▶ _Source passage_
That’s a hefty bill to pay, and the automatic translation tool we’re about to show you does the work for free and, well, automatically. Again, if you’re feeling anxious about relying on a computer to do this, consult your audience. Create a beta version of your multilingual site, and have them read the content to see if they like it and prefer it over your main site.
Creating a Multilingual WordPress Site Manually
Let’s talk about the various tools and methods you can use to create a multilingual site in WordPress.
WPML, or WordPress Multilanguage, is a premium multilanguage management plugin for WordPress. It comes with over 40 languages pre-installed, but you can add your own variations if you need to.
You can see how the screenshot above allows you to manage the translations your site needs. When you open a post or page, you’ll be able to translate each individual part and mark each piece as “completed” so you can see what percentage of the page is done. It’s compatible with WooCommerce, and you can even translate theme and plugin text.
You can even control how the plugin handles translated pages. This means you can add language switchers to your menu or sidebar and control the way a translated page redirects.
WPML costs $29 for the first year and $15/year after that at minimum, and you can even purchase a lifetime license.
Polylang is a free WordPress plugin similar to WPML. It allows you to translate posts, pages, custom post types, taxonomies and product pages into as many languages as you want as the plugin uses WordPress’ own language packs. It even has another plugin you can install temporarily to migrate your translated content from WPML to Polylang.
There’s also a premium version that allows you to have translated pages share the same URLs with original pages, duplicate posts across languages and more. This version costs €99/year at minimum.
Multilingual sites are a great way to use a WordPress multisite installation. You can technically create each secondary site and translate everything without plugins. However, Multilingual Press is a popular solution used by many for multilingual WordPress multisite networks.
It allows you to do all of the things the other multilingual plugins allow you to do, only this particular plugin allows you to select main languages for each site and connect them to one another (or create relationships). Similar to Polylang, it also has a plugin you can use to migrate from WPML.

▶ _Dataset extract_
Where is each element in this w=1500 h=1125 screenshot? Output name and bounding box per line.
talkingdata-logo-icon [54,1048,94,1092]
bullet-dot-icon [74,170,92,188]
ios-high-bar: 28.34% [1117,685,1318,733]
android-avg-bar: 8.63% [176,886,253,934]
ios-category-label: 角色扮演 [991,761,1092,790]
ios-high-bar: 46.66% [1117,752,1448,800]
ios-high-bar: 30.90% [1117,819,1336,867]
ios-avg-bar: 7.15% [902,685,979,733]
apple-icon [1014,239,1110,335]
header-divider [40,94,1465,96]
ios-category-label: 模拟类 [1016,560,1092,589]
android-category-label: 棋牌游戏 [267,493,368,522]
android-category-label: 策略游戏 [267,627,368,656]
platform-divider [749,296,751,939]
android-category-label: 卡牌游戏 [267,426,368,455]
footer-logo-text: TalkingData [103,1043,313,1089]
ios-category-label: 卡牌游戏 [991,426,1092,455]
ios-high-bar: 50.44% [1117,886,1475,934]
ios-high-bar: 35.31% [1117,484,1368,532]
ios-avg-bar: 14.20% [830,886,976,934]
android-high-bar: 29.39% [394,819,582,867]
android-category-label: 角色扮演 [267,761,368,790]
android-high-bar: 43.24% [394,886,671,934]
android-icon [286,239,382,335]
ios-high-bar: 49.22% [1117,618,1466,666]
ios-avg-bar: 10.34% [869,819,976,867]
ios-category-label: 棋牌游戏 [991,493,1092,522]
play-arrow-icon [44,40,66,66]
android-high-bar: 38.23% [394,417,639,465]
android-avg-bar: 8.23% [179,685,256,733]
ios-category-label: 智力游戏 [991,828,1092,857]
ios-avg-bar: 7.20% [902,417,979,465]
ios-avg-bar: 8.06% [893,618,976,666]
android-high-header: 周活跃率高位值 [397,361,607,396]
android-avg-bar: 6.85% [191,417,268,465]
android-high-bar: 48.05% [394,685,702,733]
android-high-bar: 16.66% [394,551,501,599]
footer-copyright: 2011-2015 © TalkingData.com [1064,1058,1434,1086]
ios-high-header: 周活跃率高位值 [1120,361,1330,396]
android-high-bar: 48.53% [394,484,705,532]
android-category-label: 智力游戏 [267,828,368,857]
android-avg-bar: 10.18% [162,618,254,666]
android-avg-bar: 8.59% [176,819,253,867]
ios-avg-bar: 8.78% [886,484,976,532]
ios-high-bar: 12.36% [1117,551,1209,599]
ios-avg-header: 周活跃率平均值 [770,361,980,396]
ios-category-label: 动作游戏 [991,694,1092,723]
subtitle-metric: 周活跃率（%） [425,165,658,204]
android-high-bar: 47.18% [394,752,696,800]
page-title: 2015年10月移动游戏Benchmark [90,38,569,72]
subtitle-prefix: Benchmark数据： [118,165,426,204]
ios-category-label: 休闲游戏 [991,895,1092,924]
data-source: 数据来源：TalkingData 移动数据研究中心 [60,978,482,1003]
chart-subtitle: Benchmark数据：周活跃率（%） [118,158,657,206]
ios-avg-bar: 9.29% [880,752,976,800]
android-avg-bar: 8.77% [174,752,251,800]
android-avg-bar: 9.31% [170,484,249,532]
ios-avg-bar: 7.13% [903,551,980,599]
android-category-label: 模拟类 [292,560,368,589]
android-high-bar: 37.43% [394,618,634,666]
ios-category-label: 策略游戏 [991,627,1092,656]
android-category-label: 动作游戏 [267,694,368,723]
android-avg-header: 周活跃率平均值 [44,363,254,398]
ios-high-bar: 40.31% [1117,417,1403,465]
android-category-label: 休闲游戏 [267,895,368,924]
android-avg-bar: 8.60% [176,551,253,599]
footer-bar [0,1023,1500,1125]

▶ _List of tasks_
#1 In the multilingual WordPress text, begin at the words "You can see how" and stop after "translated page redirects.". Reproduce that stretch with "language switchers" replaced by "language selectors".
#2 Extend the multilingual WordPress text past its final sentence.

▶ _Written responses_
#1
You can see how the screenshot above allows you to manage the translations your site needs. When you open a post or page, you’ll be able to translate each individual part and mark each piece as “completed” so you can see what percentage of the page is done. It’s compatible with WooCommerce, and you can even translate theme and plugin text.
You can even control how the plugin handles translated pages. This means you can add language selectors to your menu or sidebar and control the way a translated page redirects.

#2
Creating a Multilingual WordPress Site Automatically
So, you now know how to create a multilingual WordPress site manually, but how do you use automatic translations on your site? You can use the plugins and methods mentioned above to add content you’ve translated from external tools, such as Google Translate or Bing Translator, but why do this when developers have made using these tools so simple?
Google Language Translator
This is the best tool to use if you want to translate your entire site or parts of your site automatically using the Google Translate tool. It allows you to translate your entire site into multiple languages, and it even comes with a translate widget.
Creating a multilingual site is a long and arduous task, but WordPress makes the entire process a heck of a lot simpler. Plus, you’ll see benefits in your profits and your reputation among your customers if a decent portion of your audience uses a particular foreign language.
Your first order of business should be to determine which language(s) you should target first. Remember, don’t be afraid to consult your audience to see if it’s something they would be interested in.
After that, it’s merely a matter of tallying up the amount of content (words, to be more specific) you need to translate and taking your budget into account. Once you do that, you can decide between manual or automatic translations and settle on a method/tool.